(Goal)
Your task is to output all the records below, word for word.

★ ★ ★ ★ ★ ★ ★

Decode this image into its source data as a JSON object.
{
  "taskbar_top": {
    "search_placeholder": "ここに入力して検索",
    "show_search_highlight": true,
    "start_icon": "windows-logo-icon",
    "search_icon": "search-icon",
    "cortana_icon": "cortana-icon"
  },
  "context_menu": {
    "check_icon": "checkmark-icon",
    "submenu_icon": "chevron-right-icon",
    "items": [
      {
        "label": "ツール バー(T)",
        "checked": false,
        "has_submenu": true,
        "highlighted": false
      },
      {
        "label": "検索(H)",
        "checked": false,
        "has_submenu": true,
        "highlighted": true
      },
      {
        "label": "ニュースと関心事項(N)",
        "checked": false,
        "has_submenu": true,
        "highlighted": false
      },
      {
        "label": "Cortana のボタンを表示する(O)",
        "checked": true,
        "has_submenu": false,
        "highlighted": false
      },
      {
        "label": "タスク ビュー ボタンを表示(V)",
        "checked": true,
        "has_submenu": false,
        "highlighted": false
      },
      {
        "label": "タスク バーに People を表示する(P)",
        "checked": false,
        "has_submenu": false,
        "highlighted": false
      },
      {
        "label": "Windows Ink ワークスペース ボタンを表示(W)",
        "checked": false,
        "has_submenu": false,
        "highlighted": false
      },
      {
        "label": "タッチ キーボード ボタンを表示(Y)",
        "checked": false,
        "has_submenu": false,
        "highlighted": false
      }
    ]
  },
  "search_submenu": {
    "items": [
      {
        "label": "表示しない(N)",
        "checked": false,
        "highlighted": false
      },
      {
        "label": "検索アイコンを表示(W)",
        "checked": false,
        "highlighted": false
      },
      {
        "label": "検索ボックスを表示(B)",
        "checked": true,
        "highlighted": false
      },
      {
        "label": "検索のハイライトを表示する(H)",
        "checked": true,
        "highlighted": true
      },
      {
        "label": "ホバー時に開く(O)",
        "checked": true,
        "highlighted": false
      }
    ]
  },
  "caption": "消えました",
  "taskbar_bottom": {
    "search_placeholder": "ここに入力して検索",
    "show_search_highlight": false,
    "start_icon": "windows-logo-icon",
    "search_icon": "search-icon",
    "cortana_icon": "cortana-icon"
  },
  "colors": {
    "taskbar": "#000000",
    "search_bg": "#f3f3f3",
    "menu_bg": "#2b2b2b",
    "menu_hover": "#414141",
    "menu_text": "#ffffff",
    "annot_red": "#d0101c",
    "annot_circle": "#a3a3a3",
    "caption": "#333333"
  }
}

★ ★ ★ ★ ★ ★ ★

(Written response)
Decode this image into its source data as a JSON object.
{
  "taskbar_top": {
    "search_placeholder": "ここに入力して検索",
    "show_search_highlight": true,
    "start_icon": "windows-logo-icon",
    "search_icon": "search-icon",
    "cortana_icon": "cortana-icon"
  },
  "context_menu": {
    "check_icon": "checkmark-icon",
    "submenu_icon": "chevron-right-icon",
    "items": [
      {
        "label": "ツール バー(T)",
        "checked": false,
        "has_submenu": true,
        "highlighted": false
      },
      {
        "label": "検索(H)",
        "checked": false,
        "has_submenu": true,
        "highlighted": true
      },
      {
        "label": "ニュースと関心事項(N)",
        "checked": false,
        "has_submenu": true,
        "highlighted": false
      },
      {
        "label": "Cortana のボタンを表示する(O)",
        "checked": true,
        "has_submenu": false,
        "highlighted": false
      },
      {
        "label": "タスク ビュー ボタンを表示(V)",
        "checked": true,
        "has_submenu": false,
        "highlighted": false
      },
      {
        "label": "タスク バーに People を表示する(P)",
        "checked": false,
        "has_submenu": false,
        "highlighted": false
      },
      {
        "label": "Windows Ink ワークスペース ボタンを表示(W)",
        "checked": false,
        "has_submenu": false,
        "highlighted": false
      },
      {
        "label": "タッチ キーボード ボタンを表示(Y)",
        "checked": false,
        "has_submenu": false,
        "highlighted": false
      }
    ]
  },
  "search_submenu": {
    "items": [
      {
        "label": "表示しない(N)",
        "checked": false,
        "highlighted": false
      },
      {
        "label": "検索アイコンを表示(W)",
        "checked": false,
        "highlighted": false
      },
      {
        "label": "検索ボックスを表示(B)",
        "checked": true,
        "highlighted": false
      },
      {
        "label": "検索のハイライトを表示する(H)",
        "checked": true,
        "highlighted": true
      },
      {
        "label": "ホバー時に開く(O)",
        "checked": true,
        "highlighted": false
      }
    ]
  },
  "caption": "消えました",
  "taskbar_bottom": {
    "search_placeholder": "ここに入力して検索",
    "show_search_highlight": false,
    "start_icon": "windows-logo-icon",
    "search_icon": "search-icon",
    "cortana_icon": "cortana-icon"
  },
  "colors": {
    "taskbar": "#000000",
    "search_bg": "#f3f3f3",
    "menu_bg": "#2b2b2b",
    "menu_hover": "#414141",
    "menu_text": "#ffffff",
    "annot_red": "#d0101c",
    "annot_circle": "#a3a3a3",
    "caption": "#333333"
  }
}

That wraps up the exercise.